- WHAT THIS TASK INVOLVES:
Everything from the line containing "Give me a plain-text" to the last line of the records must be returned verbatim; nothing else belongs in the output.

[BEGIN]

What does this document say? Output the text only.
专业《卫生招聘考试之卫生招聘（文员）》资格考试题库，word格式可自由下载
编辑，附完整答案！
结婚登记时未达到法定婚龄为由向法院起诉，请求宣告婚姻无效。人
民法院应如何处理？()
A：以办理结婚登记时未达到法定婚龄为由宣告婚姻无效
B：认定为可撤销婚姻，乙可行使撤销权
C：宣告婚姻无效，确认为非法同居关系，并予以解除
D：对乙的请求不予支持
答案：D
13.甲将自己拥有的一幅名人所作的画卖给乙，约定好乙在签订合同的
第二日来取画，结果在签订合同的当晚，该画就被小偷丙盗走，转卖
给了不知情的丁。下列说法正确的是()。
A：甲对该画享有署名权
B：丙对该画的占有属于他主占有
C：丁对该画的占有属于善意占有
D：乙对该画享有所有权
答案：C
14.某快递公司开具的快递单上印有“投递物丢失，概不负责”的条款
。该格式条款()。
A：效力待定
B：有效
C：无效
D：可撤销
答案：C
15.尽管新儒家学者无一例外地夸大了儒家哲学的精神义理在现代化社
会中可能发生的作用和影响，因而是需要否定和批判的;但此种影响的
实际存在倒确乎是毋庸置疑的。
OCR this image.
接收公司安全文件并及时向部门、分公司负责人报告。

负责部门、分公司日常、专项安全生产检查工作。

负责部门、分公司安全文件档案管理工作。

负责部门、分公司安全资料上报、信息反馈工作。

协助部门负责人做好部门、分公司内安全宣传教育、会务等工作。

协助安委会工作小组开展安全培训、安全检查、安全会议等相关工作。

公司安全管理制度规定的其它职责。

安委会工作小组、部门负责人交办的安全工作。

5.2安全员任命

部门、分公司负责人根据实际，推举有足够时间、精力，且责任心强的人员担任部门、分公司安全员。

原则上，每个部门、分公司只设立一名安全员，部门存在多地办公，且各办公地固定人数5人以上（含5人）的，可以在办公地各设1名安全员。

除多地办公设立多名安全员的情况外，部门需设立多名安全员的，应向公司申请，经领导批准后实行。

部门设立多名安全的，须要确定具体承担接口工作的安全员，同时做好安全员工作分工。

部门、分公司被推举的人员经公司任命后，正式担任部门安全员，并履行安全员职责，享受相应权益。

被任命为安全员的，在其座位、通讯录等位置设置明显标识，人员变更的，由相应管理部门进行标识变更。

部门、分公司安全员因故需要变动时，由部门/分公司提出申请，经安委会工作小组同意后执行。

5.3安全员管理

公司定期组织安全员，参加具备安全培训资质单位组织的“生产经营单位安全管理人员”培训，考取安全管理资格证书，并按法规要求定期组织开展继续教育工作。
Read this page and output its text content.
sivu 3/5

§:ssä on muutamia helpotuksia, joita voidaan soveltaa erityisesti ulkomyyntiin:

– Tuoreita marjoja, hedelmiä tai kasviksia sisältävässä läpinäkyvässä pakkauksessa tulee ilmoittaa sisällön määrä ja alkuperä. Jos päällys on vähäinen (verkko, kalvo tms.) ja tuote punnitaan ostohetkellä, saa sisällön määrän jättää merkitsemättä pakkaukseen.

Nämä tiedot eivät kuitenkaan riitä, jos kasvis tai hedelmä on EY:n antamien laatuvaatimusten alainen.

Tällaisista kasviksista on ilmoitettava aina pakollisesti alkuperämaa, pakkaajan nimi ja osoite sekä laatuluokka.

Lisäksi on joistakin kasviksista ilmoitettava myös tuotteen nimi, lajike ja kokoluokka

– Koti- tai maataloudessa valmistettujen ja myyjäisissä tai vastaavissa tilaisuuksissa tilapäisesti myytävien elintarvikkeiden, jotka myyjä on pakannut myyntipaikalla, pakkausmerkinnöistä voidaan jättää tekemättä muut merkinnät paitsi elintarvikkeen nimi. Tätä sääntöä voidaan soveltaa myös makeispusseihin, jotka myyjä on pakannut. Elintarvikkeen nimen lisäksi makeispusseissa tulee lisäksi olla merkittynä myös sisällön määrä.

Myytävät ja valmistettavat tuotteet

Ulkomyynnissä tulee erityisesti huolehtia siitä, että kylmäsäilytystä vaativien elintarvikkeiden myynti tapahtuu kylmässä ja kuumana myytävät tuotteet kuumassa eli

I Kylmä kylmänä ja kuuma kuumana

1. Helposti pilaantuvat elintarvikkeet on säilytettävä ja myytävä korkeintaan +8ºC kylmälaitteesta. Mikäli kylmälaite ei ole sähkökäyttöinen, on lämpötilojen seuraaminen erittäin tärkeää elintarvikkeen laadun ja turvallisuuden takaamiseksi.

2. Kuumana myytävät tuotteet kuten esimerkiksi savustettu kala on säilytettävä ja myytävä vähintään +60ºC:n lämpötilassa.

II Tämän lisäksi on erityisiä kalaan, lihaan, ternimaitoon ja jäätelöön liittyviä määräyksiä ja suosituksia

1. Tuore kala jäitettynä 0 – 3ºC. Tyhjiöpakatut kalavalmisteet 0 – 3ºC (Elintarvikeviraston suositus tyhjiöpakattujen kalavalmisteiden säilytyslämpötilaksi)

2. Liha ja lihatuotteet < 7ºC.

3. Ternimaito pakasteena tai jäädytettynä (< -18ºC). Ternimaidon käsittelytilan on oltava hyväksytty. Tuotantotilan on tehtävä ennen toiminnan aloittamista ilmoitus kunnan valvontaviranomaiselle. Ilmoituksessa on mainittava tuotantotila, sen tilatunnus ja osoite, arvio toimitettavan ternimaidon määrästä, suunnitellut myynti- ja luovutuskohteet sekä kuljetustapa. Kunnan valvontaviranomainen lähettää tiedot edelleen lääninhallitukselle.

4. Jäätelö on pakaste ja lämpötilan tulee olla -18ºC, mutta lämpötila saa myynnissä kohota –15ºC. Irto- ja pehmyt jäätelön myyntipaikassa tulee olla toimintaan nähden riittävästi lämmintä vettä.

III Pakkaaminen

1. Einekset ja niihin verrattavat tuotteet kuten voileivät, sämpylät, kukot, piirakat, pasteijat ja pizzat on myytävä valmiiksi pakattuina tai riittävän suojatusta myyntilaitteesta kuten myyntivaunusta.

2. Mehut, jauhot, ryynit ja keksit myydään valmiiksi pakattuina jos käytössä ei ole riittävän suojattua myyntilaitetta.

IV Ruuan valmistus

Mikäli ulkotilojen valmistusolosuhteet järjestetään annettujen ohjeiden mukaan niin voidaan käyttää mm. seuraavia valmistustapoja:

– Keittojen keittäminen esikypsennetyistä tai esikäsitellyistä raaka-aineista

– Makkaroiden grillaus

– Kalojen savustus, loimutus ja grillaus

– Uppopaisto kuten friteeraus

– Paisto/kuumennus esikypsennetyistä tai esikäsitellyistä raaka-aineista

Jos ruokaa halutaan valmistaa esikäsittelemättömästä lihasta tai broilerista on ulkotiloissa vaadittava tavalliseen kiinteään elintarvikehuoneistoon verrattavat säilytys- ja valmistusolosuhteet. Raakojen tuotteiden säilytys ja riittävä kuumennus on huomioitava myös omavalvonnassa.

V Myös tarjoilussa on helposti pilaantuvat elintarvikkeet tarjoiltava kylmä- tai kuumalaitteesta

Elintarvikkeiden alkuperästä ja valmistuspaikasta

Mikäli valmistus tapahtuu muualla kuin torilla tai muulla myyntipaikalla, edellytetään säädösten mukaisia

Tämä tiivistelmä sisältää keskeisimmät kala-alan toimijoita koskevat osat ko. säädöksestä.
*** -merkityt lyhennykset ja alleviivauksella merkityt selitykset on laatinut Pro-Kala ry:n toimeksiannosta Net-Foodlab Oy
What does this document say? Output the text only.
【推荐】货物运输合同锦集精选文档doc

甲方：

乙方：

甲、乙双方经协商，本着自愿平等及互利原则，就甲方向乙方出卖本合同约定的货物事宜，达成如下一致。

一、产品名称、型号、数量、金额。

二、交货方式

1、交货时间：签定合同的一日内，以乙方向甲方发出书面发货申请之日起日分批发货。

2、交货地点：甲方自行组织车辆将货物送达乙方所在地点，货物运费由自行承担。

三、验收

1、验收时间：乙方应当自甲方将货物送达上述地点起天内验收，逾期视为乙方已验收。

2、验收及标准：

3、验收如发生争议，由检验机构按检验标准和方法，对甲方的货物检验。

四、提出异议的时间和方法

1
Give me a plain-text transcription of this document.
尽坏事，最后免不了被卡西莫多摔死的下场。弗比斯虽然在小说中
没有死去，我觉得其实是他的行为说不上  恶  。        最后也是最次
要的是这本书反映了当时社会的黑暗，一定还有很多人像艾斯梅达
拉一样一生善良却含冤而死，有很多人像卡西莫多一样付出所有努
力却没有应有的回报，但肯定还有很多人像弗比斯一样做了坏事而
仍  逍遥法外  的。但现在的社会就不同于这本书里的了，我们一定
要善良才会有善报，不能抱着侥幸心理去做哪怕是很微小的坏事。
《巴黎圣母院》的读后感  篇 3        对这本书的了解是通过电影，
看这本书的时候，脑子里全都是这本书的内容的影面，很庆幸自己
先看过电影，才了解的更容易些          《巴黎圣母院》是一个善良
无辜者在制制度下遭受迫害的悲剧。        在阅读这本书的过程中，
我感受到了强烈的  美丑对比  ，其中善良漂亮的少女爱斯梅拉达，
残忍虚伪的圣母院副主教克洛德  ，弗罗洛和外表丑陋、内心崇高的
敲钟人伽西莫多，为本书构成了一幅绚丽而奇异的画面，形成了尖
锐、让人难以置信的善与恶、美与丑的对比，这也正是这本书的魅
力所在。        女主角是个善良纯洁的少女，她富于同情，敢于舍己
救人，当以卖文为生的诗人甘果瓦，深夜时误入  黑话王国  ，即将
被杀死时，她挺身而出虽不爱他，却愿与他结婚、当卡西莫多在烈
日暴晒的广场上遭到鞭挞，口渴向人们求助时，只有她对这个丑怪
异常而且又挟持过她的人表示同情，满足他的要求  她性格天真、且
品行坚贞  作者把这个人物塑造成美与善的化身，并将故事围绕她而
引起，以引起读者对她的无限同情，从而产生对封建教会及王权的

[END]

- SOLUTION:
Give me a plain-text transcription of this document.
尽坏事，最后免不了被卡西莫多摔死的下场。弗比斯虽然在小说中
没有死去，我觉得其实是他的行为说不上  恶  。        最后也是最次
要的是这本书反映了当时社会的黑暗，一定还有很多人像艾斯梅达
拉一样一生善良却含冤而死，有很多人像卡西莫多一样付出所有努
力却没有应有的回报，但肯定还有很多人像弗比斯一样做了坏事而
仍  逍遥法外  的。但现在的社会就不同于这本书里的了，我们一定
要善良才会有善报，不能抱着侥幸心理去做哪怕是很微小的坏事。
《巴黎圣母院》的读后感  篇 3        对这本书的了解是通过电影，
看这本书的时候，脑子里全都是这本书的内容的影面，很庆幸自己
先看过电影，才了解的更容易些          《巴黎圣母院》是一个善良
无辜者在制制度下遭受迫害的悲剧。        在阅读这本书的过程中，
我感受到了强烈的  美丑对比  ，其中善良漂亮的少女爱斯梅拉达，
残忍虚伪的圣母院副主教克洛德  ，弗罗洛和外表丑陋、内心崇高的
敲钟人伽西莫多，为本书构成了一幅绚丽而奇异的画面，形成了尖
锐、让人难以置信的善与恶、美与丑的对比，这也正是这本书的魅
力所在。        女主角是个善良纯洁的少女，她富于同情，敢于舍己
救人，当以卖文为生的诗人甘果瓦，深夜时误入  黑话王国  ，即将
被杀死时，她挺身而出虽不爱他，却愿与他结婚、当卡西莫多在烈
日暴晒的广场上遭到鞭挞，口渴向人们求助时，只有她对这个丑怪
异常而且又挟持过她的人表示同情，满足他的要求  她性格天真、且
品行坚贞  作者把这个人物塑造成美与善的化身，并将故事围绕她而
引起，以引起读者对她的无限同情，从而产生对封建教会及王权的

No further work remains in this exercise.